**EXERCISE TASK:** Type the records out again in full, exactly.

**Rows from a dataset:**
---

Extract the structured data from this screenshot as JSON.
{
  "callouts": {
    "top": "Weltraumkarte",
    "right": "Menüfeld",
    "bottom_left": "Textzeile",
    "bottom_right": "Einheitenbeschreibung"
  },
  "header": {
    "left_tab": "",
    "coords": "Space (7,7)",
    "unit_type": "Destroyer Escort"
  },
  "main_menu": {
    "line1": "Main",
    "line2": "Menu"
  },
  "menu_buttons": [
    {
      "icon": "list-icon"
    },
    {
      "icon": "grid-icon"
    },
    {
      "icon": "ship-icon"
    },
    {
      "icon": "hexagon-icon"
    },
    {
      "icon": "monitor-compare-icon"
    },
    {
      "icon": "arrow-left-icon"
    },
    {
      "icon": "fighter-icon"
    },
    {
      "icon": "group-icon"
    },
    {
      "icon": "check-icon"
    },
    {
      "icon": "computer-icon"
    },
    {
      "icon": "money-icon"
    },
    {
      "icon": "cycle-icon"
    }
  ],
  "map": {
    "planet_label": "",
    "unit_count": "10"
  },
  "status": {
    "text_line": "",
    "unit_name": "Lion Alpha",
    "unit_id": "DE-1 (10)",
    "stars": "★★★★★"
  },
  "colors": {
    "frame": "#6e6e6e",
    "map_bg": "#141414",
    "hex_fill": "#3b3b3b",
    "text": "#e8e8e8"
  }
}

---

**SOLUTION:**
Extract the structured data from this screenshot as JSON.
{
  "callouts": {
    "top": "Weltraumkarte",
    "right": "Menüfeld",
    "bottom_left": "Textzeile",
    "bottom_right": "Einheitenbeschreibung"
  },
  "header": {
    "left_tab": "",
    "coords": "Space (7,7)",
    "unit_type": "Destroyer Escort"
  },
  "main_menu": {
    "line1": "Main",
    "line2": "Menu"
  },
  "menu_buttons": [
    {
      "icon": "list-icon"
    },
    {
      "icon": "grid-icon"
    },
    {
      "icon": "ship-icon"
    },
    {
      "icon": "hexagon-icon"
    },
    {
      "icon": "monitor-compare-icon"
    },
    {
      "icon": "arrow-left-icon"
    },
    {
      "icon": "fighter-icon"
    },
    {
      "icon": "group-icon"
    },
    {
      "icon": "check-icon"
    },
    {
      "icon": "computer-icon"
    },
    {
      "icon": "money-icon"
    },
    {
      "icon": "cycle-icon"
    }
  ],
  "map": {
    "planet_label": "",
    "unit_count": "10"
  },
  "status": {
    "text_line": "",
    "unit_name": "Lion Alpha",
    "unit_id": "DE-1 (10)",
    "stars": "★★★★★"
  },
  "colors": {
    "frame": "#6e6e6e",
    "map_bg": "#141414",
    "hex_fill": "#3b3b3b",
    "text": "#e8e8e8"
  }
}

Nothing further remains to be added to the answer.